[Dataset rows]
[Begin]

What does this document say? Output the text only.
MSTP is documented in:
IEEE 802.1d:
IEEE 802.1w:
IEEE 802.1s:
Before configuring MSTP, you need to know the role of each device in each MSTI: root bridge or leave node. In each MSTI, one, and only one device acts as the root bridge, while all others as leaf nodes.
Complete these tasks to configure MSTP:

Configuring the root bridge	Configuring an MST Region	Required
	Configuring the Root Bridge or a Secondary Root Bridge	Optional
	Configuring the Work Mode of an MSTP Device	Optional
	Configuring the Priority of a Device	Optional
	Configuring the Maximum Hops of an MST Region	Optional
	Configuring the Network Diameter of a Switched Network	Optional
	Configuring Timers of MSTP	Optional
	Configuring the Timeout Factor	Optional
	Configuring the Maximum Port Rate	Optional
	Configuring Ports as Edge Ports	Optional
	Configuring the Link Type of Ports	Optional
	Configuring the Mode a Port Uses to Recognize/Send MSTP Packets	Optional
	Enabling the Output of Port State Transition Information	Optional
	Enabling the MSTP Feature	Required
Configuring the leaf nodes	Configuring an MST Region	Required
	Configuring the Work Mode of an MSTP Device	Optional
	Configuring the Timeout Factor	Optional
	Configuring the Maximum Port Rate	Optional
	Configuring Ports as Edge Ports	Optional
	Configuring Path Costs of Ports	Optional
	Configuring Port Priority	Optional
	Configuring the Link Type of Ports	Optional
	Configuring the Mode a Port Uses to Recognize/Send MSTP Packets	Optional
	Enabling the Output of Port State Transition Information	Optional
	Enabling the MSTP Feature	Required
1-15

[End]
[Begin]

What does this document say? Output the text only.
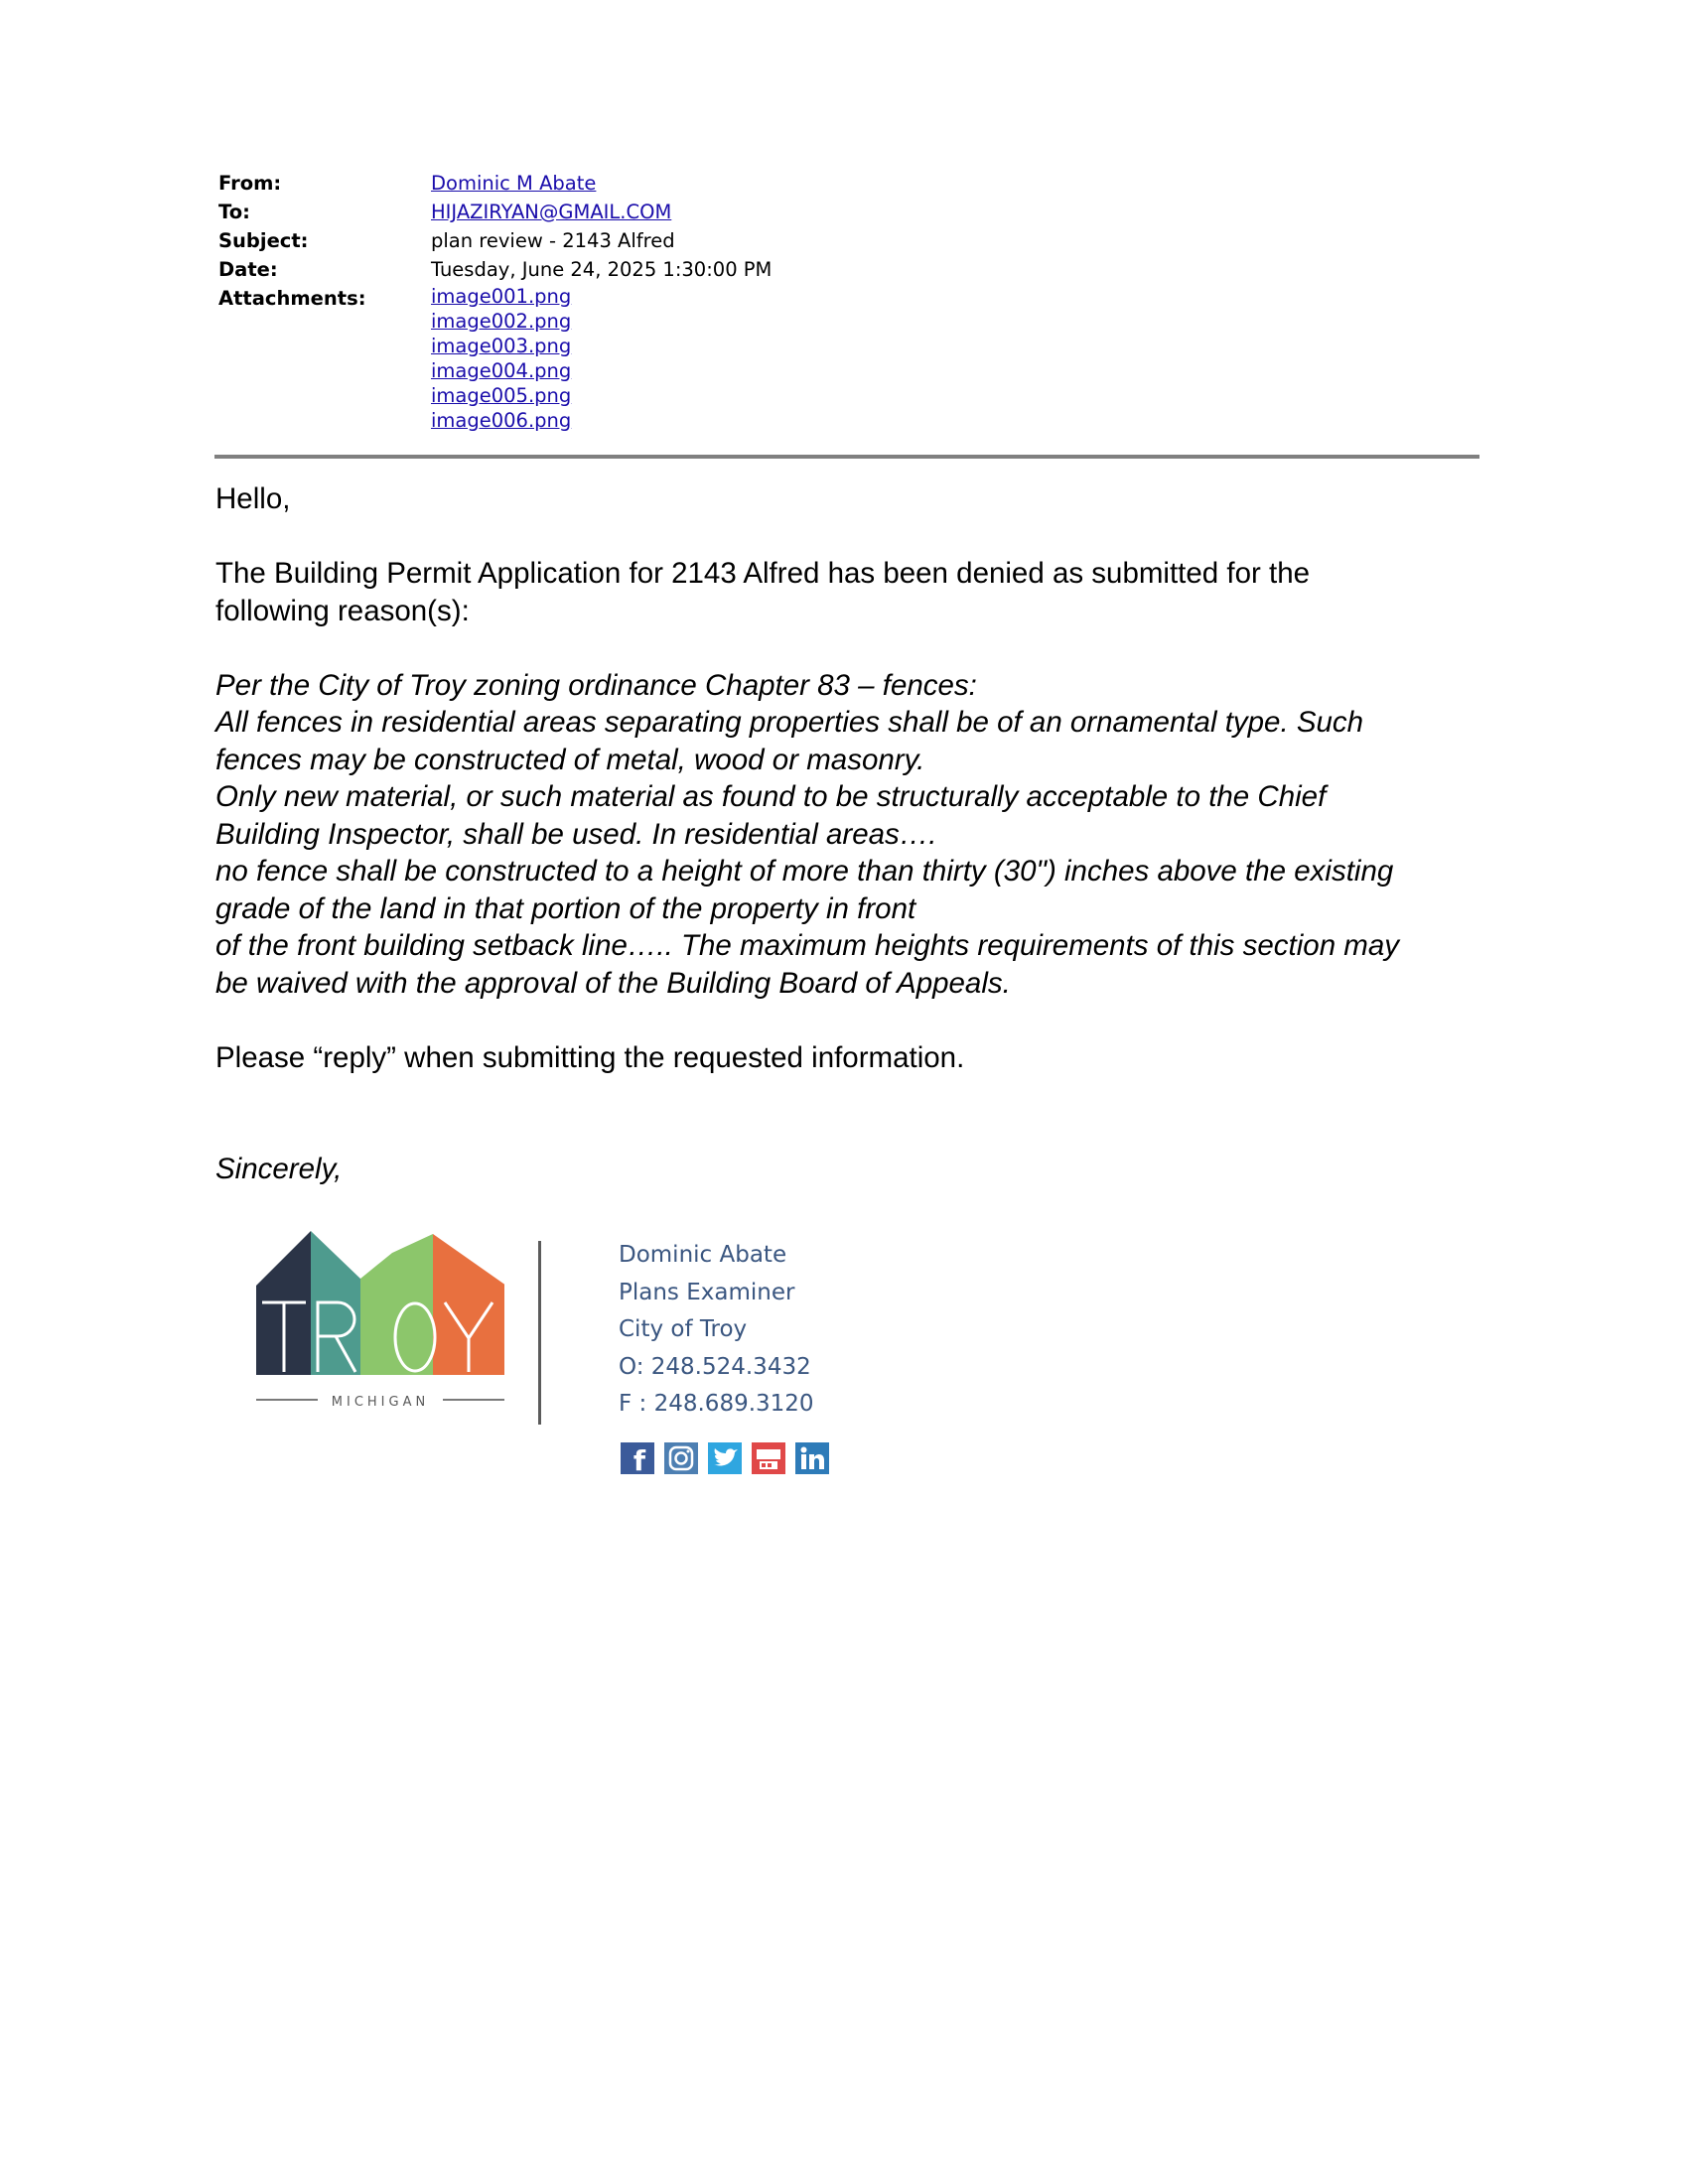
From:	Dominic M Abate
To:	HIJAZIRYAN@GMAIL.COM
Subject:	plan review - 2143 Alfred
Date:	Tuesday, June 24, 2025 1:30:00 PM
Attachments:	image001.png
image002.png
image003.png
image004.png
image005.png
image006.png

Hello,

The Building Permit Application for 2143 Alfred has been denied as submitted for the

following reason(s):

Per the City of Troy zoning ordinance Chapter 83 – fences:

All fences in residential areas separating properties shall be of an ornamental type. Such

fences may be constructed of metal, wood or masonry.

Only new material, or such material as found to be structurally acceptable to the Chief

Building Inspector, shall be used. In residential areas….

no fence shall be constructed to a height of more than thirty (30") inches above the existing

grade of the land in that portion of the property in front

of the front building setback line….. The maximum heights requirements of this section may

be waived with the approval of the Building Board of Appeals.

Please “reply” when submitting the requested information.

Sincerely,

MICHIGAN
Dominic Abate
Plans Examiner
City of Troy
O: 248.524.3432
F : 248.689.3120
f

[End]
[Begin]

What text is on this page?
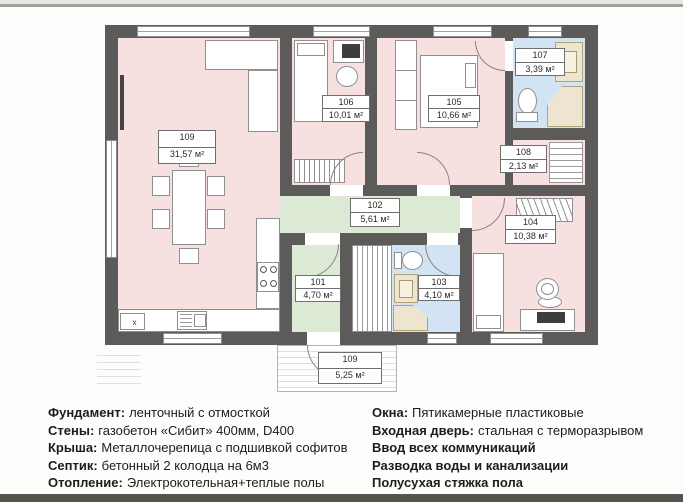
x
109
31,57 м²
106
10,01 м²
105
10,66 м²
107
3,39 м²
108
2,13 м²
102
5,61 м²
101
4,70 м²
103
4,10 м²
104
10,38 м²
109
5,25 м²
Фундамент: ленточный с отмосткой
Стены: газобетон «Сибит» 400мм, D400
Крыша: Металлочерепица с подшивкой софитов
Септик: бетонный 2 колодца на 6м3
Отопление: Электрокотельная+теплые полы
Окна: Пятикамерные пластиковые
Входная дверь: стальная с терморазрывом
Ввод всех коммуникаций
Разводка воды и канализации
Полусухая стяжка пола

[End]

__Exercise goal__. Only the number is needed here: how many lines of the records contain "Required"?

__Exercise answer__. 4